• **What the task asks**:
Below are some records. Say how many of their lines include the string "crews", giving only the number.

Dataset items:
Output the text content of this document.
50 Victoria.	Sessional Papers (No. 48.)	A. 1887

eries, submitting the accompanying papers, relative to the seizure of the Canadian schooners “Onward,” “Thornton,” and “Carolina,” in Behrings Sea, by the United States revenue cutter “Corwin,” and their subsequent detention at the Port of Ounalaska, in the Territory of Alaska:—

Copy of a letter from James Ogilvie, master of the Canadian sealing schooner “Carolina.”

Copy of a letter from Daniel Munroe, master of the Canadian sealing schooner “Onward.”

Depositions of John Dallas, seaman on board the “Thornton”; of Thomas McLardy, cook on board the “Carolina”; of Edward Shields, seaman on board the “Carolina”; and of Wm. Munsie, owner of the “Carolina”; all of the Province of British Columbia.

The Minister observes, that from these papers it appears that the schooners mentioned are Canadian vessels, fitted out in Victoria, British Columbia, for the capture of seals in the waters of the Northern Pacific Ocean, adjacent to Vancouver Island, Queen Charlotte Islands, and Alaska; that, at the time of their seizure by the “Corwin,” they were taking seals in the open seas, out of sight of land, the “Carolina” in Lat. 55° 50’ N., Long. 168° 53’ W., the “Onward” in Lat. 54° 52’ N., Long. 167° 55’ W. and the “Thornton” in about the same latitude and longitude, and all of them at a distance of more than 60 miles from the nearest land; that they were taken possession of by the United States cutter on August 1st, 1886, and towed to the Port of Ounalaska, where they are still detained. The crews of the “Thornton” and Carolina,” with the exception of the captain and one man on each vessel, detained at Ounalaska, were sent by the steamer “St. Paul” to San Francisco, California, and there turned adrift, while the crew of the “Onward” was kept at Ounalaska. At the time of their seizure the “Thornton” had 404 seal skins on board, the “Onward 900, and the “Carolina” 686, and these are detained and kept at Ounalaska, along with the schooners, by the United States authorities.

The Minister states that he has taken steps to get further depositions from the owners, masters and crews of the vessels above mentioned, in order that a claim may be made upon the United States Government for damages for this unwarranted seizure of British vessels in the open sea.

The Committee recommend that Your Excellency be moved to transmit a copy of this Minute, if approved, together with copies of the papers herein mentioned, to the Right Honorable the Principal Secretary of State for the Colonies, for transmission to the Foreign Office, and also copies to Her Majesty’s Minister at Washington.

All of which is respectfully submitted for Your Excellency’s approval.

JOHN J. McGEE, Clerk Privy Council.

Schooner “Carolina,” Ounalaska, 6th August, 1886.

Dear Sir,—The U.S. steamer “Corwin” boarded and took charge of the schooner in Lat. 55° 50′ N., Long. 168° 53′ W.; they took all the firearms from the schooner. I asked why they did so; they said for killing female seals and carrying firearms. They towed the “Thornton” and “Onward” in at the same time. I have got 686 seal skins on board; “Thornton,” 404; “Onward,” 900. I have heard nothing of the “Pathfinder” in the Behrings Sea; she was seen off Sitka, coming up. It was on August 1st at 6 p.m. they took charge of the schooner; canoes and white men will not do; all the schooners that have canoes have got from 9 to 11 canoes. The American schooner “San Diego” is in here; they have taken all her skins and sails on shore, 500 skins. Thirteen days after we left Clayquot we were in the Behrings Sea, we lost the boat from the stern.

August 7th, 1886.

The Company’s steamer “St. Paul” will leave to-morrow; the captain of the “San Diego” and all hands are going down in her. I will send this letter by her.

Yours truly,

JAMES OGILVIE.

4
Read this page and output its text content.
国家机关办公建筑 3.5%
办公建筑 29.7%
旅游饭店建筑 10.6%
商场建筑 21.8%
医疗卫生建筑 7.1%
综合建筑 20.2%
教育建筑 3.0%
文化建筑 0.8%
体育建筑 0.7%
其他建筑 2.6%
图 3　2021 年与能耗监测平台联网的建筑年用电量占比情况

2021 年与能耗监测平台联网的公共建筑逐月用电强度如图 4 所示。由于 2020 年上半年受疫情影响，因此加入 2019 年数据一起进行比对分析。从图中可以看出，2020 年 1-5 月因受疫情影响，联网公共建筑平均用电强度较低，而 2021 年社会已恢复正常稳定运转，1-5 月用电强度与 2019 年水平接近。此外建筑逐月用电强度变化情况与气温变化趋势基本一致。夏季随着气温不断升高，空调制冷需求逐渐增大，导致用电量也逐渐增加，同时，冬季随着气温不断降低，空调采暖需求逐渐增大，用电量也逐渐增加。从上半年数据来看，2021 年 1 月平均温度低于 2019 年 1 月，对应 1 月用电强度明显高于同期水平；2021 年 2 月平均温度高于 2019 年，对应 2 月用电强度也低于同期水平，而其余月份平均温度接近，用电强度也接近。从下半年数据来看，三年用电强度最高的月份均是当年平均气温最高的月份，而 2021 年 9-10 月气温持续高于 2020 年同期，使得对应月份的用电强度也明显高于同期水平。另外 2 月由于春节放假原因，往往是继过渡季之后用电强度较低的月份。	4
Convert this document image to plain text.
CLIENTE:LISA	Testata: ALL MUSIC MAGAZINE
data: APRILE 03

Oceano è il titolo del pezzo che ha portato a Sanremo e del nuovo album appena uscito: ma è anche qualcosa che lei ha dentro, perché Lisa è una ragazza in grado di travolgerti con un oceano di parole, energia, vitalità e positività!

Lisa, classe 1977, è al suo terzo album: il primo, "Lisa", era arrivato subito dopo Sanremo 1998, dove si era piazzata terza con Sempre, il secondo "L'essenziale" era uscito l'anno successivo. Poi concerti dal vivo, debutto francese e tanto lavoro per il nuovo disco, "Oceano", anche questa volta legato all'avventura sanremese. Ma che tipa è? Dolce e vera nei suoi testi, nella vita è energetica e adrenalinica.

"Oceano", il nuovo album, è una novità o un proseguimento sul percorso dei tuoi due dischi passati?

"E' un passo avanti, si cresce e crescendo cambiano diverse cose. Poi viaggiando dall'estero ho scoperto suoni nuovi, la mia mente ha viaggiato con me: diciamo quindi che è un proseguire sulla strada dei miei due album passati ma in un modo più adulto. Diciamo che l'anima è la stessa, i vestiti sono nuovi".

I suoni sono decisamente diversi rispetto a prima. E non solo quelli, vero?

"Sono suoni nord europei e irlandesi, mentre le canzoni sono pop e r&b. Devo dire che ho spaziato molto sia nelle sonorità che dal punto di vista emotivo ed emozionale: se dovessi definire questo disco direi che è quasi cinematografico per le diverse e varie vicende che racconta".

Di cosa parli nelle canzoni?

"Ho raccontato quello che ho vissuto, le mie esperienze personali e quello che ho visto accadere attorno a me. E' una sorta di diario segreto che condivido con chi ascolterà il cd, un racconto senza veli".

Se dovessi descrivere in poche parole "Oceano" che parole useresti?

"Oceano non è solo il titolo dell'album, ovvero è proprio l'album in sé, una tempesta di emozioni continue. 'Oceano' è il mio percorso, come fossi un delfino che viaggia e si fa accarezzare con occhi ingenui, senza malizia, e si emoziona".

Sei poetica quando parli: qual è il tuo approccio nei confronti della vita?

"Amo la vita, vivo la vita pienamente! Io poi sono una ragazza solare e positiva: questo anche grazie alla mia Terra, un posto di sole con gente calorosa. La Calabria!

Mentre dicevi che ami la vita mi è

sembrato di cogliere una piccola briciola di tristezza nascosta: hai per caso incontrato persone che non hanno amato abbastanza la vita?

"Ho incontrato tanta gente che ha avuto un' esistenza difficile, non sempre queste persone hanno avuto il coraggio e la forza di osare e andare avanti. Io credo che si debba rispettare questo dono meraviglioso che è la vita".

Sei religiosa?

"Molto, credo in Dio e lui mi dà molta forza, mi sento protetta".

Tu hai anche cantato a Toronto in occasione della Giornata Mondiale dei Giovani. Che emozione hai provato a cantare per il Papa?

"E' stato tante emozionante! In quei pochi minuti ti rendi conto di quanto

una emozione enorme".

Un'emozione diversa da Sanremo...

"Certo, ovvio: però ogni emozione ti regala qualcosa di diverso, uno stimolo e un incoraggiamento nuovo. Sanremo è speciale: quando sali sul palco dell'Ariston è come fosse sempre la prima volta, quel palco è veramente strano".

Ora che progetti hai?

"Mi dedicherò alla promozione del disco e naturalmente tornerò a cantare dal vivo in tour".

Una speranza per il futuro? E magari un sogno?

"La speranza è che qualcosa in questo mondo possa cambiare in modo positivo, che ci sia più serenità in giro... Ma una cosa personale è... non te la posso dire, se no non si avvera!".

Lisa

• **Written solution**:
2